◆ **STATED TASK**
State only how many lines below include the string "structured".

◆ **RECORD SET**

[start]

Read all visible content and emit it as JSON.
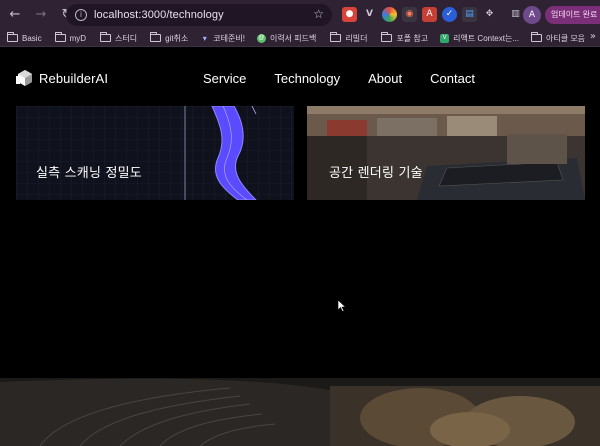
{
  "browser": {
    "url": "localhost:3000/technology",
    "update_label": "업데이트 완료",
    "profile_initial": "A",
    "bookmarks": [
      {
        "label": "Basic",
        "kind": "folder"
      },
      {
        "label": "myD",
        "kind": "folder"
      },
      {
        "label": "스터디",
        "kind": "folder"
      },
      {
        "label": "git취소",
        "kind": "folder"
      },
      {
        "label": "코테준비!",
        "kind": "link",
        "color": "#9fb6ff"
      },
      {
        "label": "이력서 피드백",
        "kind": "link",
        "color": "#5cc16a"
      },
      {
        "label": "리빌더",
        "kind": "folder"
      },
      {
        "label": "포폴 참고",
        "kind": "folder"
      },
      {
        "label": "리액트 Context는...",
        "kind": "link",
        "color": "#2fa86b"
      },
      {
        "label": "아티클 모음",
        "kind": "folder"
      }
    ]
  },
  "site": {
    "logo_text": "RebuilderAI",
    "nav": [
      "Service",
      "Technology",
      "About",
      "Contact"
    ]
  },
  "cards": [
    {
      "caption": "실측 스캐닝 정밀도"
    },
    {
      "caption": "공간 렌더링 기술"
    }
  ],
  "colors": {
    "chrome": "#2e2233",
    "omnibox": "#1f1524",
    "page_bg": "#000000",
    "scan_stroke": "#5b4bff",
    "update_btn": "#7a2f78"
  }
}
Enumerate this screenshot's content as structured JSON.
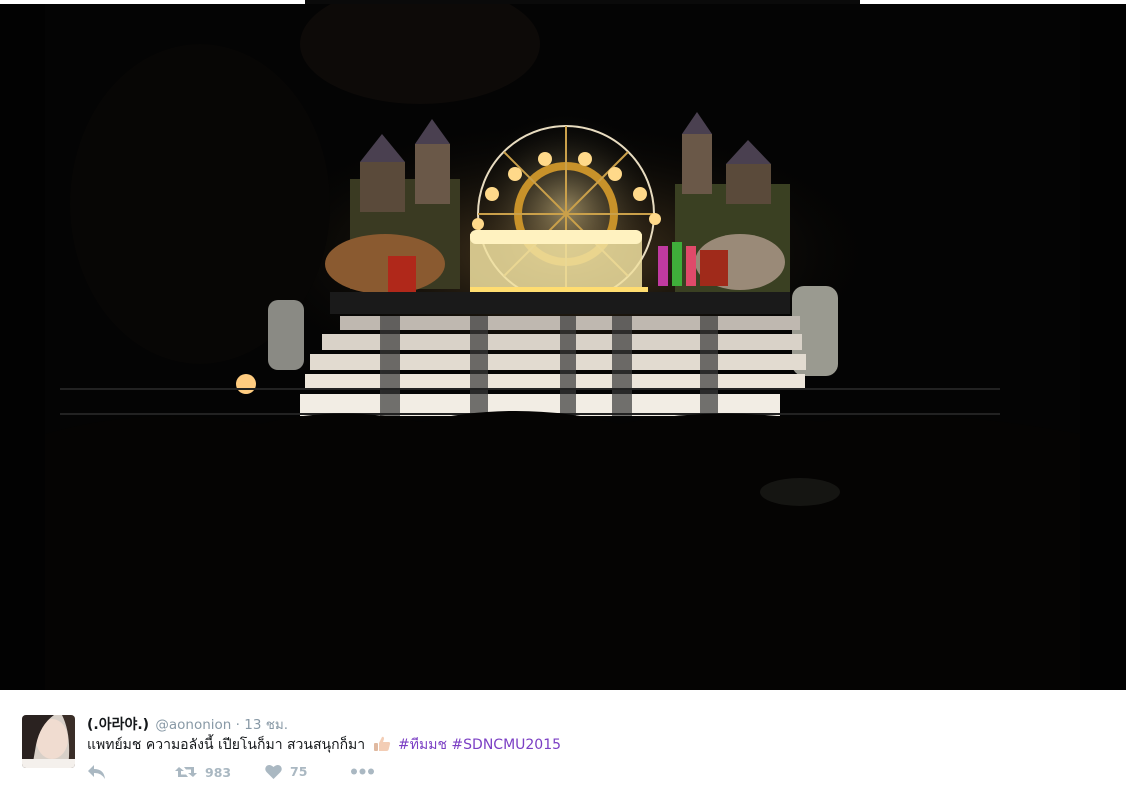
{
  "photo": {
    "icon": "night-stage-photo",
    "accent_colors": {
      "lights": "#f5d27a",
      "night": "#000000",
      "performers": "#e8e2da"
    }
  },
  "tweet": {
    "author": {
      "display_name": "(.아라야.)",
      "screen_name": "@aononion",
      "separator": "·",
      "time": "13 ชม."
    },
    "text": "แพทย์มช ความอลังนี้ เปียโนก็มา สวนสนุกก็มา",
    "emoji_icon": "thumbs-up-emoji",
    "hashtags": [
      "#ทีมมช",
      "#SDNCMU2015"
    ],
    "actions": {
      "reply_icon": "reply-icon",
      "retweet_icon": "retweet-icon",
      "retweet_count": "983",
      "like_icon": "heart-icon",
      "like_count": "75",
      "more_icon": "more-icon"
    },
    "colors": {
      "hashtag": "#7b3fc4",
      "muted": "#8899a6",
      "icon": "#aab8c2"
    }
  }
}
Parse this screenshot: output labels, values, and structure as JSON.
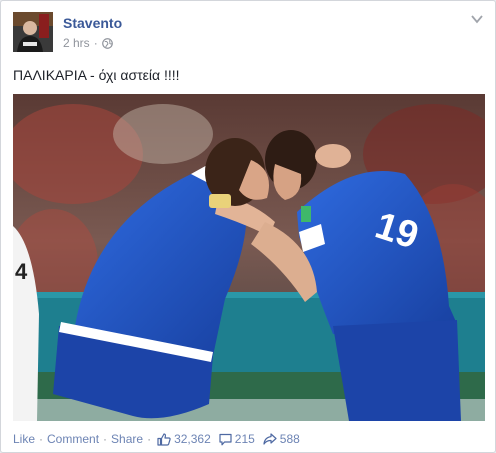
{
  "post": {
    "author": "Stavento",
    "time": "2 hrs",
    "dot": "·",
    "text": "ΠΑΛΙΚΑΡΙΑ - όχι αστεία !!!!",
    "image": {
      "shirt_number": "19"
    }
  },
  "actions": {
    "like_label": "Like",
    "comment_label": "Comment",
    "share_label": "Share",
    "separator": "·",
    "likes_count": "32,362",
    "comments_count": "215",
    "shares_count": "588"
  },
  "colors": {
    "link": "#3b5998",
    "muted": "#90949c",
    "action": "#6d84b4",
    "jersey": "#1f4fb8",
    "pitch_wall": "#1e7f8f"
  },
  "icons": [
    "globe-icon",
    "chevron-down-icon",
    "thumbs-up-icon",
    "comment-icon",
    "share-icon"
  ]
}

[end]
[start]

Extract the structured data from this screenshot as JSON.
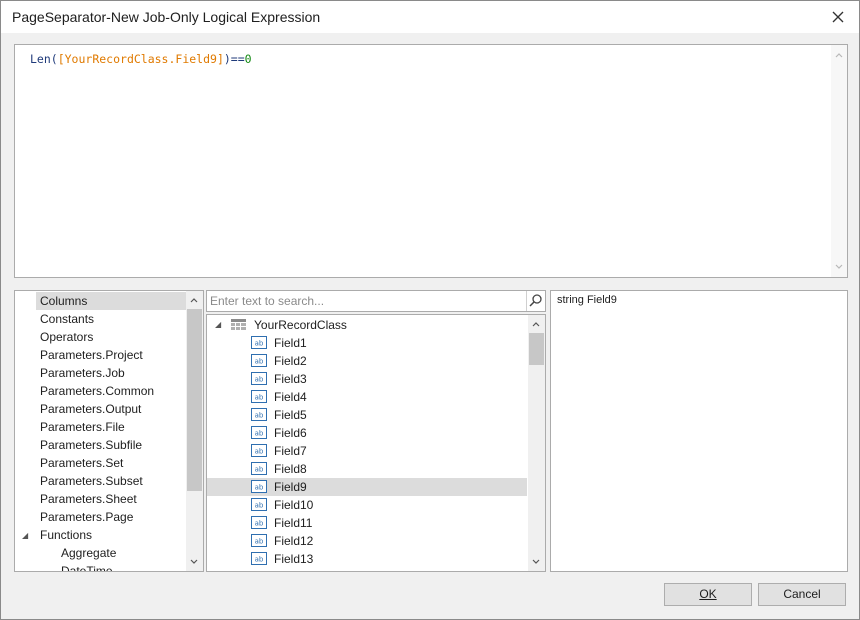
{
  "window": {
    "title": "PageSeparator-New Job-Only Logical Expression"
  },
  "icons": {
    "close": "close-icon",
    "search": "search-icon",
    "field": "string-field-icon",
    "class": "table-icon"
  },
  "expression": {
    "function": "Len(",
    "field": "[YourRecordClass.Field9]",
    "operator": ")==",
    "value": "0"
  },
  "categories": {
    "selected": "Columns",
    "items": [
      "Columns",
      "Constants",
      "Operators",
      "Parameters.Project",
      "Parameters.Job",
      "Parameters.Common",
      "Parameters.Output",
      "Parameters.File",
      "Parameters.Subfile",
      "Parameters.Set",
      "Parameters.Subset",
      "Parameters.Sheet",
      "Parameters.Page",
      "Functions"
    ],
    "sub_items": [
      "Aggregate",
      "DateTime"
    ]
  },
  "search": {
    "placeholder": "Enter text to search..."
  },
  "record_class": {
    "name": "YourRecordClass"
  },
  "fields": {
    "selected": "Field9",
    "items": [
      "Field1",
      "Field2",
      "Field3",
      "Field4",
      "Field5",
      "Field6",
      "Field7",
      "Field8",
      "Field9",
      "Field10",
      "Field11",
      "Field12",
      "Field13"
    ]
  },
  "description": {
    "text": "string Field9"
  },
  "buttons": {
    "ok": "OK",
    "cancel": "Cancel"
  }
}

[end]

◆ **SOLUTION FOR THIS EXERCISE**
2